[STATED PROBLEM]
Report each line of the data that has "JSON" somewhere in it.

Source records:
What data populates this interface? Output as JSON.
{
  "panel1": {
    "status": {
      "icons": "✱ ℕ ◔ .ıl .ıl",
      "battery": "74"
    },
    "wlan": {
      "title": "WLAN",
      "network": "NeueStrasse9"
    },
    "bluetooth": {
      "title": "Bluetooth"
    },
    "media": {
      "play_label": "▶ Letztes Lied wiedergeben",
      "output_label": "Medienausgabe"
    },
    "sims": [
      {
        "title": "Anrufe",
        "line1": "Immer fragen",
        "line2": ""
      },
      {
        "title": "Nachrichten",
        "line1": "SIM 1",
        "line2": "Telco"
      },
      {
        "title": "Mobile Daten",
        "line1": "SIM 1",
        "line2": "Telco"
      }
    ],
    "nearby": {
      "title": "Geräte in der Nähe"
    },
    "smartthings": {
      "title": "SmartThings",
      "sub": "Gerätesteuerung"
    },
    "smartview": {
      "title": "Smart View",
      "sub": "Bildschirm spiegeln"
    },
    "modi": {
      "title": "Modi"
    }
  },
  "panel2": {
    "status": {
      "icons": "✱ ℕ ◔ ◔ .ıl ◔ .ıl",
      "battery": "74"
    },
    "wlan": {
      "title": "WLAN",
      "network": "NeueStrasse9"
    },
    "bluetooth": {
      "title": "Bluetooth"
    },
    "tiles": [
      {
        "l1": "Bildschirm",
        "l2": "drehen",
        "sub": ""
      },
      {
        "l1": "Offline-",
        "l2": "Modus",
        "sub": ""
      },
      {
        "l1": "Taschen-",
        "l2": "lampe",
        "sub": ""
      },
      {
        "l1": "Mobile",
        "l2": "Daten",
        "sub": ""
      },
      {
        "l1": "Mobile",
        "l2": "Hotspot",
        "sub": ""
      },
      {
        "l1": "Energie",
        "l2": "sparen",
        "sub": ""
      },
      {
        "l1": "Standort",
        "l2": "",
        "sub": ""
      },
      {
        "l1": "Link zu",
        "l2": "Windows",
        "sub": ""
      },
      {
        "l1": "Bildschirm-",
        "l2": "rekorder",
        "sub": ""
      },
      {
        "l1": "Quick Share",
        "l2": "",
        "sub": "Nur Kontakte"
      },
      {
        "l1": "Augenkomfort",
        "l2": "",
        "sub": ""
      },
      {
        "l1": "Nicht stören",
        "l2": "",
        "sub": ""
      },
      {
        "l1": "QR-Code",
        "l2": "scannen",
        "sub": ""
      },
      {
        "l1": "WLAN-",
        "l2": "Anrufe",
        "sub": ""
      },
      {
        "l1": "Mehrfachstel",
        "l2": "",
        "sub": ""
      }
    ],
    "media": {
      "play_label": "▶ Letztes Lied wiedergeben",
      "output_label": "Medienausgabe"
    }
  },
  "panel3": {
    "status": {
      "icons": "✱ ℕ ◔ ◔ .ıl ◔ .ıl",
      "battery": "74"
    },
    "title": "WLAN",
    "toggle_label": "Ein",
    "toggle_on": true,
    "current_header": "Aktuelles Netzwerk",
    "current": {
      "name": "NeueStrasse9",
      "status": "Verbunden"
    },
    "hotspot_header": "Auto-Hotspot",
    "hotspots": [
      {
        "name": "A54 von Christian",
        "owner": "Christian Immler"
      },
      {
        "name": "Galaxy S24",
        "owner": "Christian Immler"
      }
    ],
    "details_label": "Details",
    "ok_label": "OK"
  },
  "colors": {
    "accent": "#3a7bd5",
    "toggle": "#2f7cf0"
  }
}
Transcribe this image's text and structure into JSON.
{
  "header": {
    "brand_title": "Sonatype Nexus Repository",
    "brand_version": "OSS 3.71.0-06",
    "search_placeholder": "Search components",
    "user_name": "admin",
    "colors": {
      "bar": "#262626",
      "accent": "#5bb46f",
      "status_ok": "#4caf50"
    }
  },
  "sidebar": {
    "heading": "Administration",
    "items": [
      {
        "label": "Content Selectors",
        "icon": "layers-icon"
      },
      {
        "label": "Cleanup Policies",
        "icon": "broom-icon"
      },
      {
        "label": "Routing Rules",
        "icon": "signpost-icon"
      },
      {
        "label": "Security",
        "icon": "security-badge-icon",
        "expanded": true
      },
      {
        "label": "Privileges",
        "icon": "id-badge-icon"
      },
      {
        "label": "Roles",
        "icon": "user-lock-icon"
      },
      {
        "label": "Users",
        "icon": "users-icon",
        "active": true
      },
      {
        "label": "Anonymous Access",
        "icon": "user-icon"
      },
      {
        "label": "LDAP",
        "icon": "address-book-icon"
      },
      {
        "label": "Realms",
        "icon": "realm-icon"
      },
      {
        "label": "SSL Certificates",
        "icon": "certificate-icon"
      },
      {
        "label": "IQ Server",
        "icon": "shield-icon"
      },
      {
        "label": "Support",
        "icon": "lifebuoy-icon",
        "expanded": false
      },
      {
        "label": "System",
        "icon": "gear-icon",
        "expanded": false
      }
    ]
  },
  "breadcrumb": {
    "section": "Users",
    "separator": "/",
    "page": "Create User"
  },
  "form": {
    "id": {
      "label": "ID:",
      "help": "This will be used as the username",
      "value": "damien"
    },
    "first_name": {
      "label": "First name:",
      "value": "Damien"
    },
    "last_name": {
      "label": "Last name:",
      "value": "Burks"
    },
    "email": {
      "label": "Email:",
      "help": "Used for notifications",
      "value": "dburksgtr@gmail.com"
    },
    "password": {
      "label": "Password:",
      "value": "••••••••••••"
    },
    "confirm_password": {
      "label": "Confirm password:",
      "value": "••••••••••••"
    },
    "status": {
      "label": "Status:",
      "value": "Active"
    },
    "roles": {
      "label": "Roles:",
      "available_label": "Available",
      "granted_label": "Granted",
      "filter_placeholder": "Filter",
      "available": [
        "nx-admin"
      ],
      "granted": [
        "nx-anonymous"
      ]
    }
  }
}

* * *

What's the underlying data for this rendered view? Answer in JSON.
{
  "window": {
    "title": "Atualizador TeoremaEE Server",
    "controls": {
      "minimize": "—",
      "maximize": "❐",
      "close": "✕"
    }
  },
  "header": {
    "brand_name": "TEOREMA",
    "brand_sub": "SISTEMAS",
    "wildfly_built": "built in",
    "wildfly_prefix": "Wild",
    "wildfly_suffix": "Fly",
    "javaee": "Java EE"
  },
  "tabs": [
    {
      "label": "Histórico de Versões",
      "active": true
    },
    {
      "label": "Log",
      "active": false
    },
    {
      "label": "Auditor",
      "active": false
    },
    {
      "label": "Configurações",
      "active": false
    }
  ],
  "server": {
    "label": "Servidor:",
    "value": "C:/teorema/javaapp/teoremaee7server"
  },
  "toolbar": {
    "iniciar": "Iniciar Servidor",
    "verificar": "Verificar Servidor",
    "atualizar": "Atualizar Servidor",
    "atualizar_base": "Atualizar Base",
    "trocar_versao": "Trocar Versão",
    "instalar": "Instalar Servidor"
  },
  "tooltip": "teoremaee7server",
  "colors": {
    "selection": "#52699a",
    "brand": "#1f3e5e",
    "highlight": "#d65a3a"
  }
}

[EXERCISE SOLUTION]
What data populates this interface? Output as JSON.
Transcribe this image's text and structure into JSON.
What's the underlying data for this rendered view? Answer in JSON.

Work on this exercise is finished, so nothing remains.